━━━━━ Records provided ━━━━━
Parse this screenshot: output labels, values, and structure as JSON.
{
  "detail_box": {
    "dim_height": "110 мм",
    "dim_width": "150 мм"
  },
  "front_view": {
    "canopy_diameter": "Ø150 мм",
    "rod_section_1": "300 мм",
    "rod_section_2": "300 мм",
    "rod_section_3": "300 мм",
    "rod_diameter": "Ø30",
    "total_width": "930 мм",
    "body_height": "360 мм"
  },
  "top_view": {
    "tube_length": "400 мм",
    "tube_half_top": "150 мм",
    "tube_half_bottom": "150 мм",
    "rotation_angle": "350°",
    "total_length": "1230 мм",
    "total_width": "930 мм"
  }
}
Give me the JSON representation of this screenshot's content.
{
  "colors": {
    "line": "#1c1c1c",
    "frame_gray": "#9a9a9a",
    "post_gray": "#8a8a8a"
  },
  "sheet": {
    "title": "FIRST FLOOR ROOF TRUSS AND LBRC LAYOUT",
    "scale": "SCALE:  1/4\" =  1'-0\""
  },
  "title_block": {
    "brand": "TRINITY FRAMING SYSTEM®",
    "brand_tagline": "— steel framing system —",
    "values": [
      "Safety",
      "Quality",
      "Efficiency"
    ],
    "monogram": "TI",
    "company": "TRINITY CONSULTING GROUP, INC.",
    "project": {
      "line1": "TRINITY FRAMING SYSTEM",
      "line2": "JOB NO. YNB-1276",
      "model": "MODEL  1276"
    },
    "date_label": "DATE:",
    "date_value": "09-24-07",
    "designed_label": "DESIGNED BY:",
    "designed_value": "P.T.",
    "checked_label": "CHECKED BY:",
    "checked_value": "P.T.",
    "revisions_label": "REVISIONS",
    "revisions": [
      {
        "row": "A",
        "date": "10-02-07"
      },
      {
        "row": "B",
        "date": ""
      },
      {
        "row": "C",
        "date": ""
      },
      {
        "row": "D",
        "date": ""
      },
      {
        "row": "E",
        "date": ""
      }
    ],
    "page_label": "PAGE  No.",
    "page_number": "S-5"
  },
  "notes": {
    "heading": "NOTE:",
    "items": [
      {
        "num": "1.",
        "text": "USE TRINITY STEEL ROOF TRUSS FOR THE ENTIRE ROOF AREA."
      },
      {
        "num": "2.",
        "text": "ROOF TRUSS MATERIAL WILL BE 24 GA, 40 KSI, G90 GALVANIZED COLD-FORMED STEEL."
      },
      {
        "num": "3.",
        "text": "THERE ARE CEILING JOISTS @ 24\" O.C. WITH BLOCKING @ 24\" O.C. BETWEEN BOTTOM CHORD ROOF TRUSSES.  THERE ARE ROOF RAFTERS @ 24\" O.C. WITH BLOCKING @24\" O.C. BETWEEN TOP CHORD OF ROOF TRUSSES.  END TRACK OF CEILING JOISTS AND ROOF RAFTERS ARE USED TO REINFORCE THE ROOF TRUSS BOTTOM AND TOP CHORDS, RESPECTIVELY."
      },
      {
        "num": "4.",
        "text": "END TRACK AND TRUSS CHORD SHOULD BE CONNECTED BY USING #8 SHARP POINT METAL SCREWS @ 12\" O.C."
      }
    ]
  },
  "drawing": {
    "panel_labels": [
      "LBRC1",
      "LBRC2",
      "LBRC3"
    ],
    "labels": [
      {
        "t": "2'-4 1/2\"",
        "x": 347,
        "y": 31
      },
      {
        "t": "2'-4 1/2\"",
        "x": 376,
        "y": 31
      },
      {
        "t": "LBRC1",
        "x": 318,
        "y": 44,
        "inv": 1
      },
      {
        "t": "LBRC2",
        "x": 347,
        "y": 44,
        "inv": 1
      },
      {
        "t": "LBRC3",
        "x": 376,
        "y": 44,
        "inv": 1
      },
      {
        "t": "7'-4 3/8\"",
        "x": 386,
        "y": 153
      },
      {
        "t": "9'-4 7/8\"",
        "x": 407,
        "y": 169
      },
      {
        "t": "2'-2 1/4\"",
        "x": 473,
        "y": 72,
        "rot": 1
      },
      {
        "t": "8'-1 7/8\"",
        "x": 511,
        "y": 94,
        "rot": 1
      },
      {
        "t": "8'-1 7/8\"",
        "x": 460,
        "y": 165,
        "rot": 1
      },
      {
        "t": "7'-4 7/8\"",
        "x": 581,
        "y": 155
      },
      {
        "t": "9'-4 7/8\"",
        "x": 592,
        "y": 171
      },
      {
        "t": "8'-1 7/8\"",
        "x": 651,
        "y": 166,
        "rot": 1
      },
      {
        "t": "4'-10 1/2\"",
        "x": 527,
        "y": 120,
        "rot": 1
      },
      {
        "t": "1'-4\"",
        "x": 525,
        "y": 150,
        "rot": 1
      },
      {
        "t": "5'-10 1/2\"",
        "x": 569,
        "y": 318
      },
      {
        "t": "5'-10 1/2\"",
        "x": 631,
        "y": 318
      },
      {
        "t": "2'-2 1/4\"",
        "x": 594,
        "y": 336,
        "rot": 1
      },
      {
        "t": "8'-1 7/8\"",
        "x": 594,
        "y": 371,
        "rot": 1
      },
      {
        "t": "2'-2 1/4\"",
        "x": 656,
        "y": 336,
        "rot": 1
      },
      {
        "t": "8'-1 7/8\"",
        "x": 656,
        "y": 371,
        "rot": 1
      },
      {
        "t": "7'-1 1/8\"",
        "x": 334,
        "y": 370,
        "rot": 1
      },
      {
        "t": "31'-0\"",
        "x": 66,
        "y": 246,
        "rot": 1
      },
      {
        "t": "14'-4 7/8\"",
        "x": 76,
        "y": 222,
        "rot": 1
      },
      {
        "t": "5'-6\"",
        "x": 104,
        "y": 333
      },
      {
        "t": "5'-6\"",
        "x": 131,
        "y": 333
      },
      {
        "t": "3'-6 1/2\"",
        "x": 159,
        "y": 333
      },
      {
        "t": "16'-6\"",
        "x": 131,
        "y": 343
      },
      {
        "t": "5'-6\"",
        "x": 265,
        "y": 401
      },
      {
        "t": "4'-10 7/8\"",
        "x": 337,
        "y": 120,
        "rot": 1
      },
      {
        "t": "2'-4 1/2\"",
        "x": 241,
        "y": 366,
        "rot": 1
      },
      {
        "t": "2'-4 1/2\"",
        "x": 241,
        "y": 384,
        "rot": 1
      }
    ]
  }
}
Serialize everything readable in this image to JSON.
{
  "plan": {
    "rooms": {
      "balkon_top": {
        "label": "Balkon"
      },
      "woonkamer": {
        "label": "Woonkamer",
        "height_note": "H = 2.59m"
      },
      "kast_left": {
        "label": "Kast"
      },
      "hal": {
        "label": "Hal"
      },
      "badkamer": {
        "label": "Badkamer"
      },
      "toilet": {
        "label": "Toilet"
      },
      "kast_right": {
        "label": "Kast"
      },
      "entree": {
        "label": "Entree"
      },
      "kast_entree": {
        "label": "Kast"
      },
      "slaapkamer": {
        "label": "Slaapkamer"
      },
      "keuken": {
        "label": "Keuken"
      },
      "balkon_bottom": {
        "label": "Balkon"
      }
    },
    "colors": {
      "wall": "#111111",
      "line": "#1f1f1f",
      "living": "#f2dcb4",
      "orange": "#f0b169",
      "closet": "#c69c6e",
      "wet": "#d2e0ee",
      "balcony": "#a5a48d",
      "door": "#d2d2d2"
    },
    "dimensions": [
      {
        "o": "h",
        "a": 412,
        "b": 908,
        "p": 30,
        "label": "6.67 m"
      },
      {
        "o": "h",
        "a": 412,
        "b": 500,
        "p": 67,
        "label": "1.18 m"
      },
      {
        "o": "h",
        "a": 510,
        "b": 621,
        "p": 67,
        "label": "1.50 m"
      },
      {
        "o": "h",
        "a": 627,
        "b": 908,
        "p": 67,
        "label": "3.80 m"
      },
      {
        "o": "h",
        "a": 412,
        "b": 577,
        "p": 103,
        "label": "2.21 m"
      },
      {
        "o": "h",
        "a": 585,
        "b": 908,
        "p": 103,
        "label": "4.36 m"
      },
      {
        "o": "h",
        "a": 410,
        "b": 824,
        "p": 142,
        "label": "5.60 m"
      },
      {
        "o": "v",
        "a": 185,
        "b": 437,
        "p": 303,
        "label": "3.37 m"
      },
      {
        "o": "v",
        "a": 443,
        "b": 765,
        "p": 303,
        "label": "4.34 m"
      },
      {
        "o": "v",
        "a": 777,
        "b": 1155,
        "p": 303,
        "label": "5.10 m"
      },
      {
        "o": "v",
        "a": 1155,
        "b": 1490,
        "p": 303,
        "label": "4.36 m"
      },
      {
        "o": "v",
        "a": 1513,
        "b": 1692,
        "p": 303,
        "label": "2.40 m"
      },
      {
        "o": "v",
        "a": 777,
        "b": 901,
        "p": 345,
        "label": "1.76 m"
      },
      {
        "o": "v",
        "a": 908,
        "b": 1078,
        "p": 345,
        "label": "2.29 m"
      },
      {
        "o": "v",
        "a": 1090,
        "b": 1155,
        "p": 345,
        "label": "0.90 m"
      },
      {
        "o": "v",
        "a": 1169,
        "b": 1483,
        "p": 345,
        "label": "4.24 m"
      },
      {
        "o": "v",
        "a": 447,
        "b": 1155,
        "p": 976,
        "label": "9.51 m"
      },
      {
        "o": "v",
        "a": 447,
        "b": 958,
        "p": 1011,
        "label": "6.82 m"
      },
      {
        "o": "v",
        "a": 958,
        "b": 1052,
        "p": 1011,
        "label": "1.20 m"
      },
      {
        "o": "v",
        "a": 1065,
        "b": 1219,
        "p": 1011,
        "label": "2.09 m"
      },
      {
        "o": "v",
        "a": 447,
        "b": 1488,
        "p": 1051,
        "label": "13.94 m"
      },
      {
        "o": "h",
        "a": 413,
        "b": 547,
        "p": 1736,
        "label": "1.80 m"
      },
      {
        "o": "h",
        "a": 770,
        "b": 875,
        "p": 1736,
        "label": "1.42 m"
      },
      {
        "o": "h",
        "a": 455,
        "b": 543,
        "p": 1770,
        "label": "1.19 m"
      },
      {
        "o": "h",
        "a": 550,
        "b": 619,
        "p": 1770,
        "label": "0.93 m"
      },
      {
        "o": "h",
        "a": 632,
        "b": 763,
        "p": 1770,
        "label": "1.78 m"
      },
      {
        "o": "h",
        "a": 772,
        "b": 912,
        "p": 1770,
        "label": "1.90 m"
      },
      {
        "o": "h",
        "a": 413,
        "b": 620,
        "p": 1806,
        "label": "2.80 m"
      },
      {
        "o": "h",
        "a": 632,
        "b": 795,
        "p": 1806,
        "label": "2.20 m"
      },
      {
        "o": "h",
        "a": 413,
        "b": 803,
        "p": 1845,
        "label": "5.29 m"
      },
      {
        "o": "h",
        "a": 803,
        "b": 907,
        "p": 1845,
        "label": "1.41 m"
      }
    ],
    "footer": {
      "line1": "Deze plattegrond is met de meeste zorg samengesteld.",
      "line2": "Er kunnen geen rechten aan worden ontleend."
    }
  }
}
━━━━━
* [Exercise objective]
Only the number is wanted: count the lines of the records that hold the word "TRUSS".

* [The completed task]
5